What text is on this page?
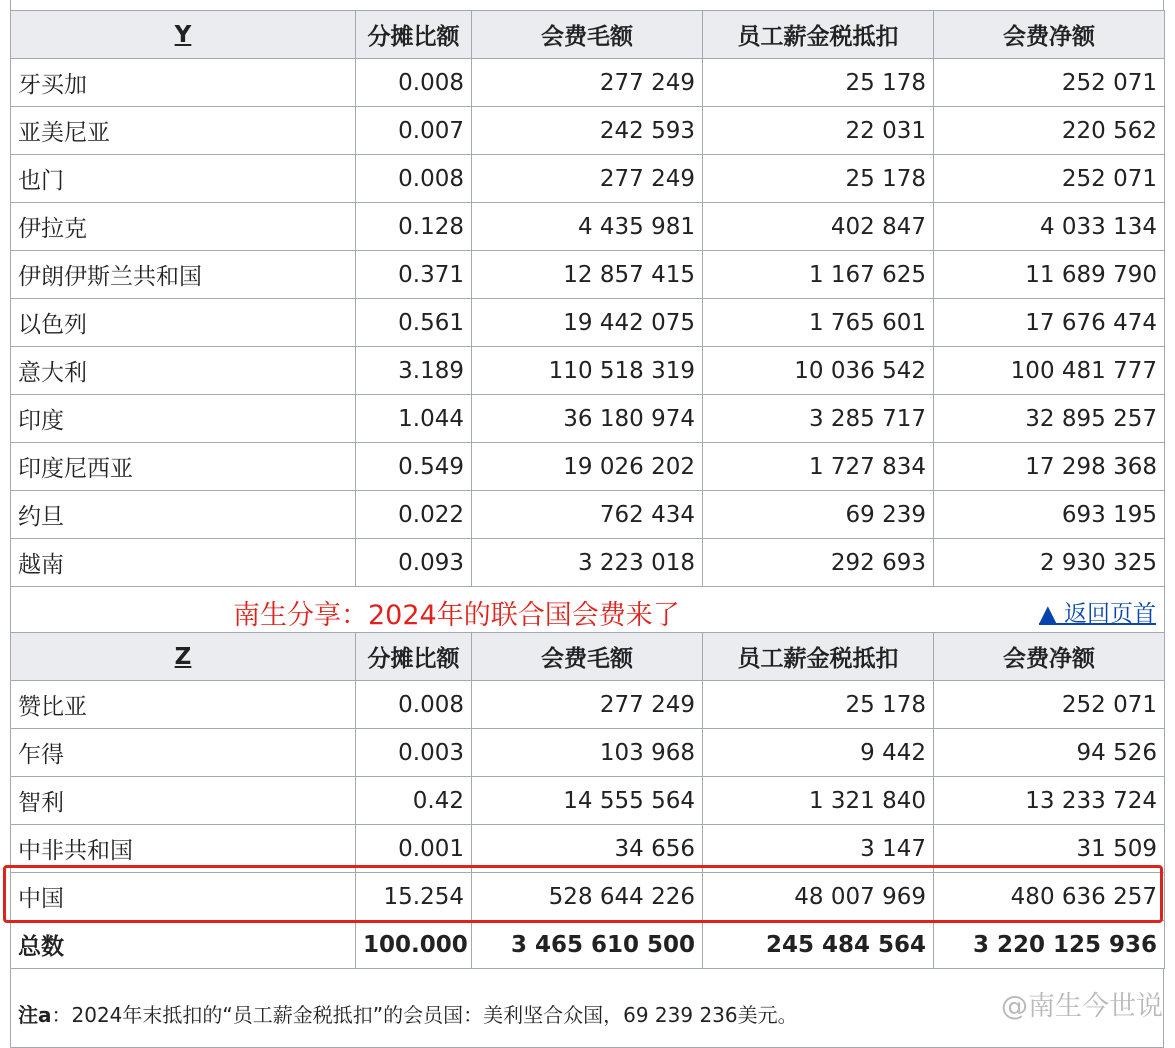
Y	分摊比额	会费毛额	员工薪金税抵扣	会费净额
牙买加	0.008	277 249	25 178	252 071
亚美尼亚	0.007	242 593	22 031	220 562
也门	0.008	277 249	25 178	252 071
伊拉克	0.128	4 435 981	402 847	4 033 134
伊朗伊斯兰共和国	0.371	12 857 415	1 167 625	11 689 790
以色列	0.561	19 442 075	1 765 601	17 676 474
意大利	3.189	110 518 319	10 036 542	100 481 777
印度	1.044	36 180 974	3 285 717	32 895 257
印度尼西亚	0.549	19 026 202	1 727 834	17 298 368
约旦	0.022	762 434	69 239	693 195
越南	0.093	3 223 018	292 693	2 930 325

南生分享：2024年的联合国会费来了 ▲ 返回页首				

Z	分摊比额	会费毛额	员工薪金税抵扣	会费净额
赞比亚	0.008	277 249	25 178	252 071
乍得	0.003	103 968	9 442	94 526
智利	0.42	14 555 564	1 321 840	13 233 724
中非共和国	0.001	34 656	3 147	31 509
中国	15.254	528 644 226	48 007 969	480 636 257
总数	100.000	3 465 610 500	245 484 564	3 220 125 936
注a：2024年末抵扣的“员工薪金税抵扣”的会员国：美利坚合众国，69 239 236美元。	@南生今世说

□ □ □ □

**Objective:**
Reproduce the data word for word, excluding its pictures.

**Finished exercise:**
What text is on this page?
Y	分摊比额	会费毛额	员工薪金税抵扣	会费净额
牙买加	0.008	277 249	25 178	252 071
亚美尼亚	0.007	242 593	22 031	220 562
也门	0.008	277 249	25 178	252 071
伊拉克	0.128	4 435 981	402 847	4 033 134
伊朗伊斯兰共和国	0.371	12 857 415	1 167 625	11 689 790
以色列	0.561	19 442 075	1 765 601	17 676 474
意大利	3.189	110 518 319	10 036 542	100 481 777
印度	1.044	36 180 974	3 285 717	32 895 257
印度尼西亚	0.549	19 026 202	1 727 834	17 298 368
约旦	0.022	762 434	69 239	693 195
越南	0.093	3 223 018	292 693	2 930 325

南生分享：2024年的联合国会费来了 ▲ 返回页首				

Z	分摊比额	会费毛额	员工薪金税抵扣	会费净额
赞比亚	0.008	277 249	25 178	252 071
乍得	0.003	103 968	9 442	94 526
智利	0.42	14 555 564	1 321 840	13 233 724
中非共和国	0.001	34 656	3 147	31 509
中国	15.254	528 644 226	48 007 969	480 636 257
总数	100.000	3 465 610 500	245 484 564	3 220 125 936
注a：2024年末抵扣的“员工薪金税抵扣”的会员国：美利坚合众国，69 239 236美元。	@南生今世说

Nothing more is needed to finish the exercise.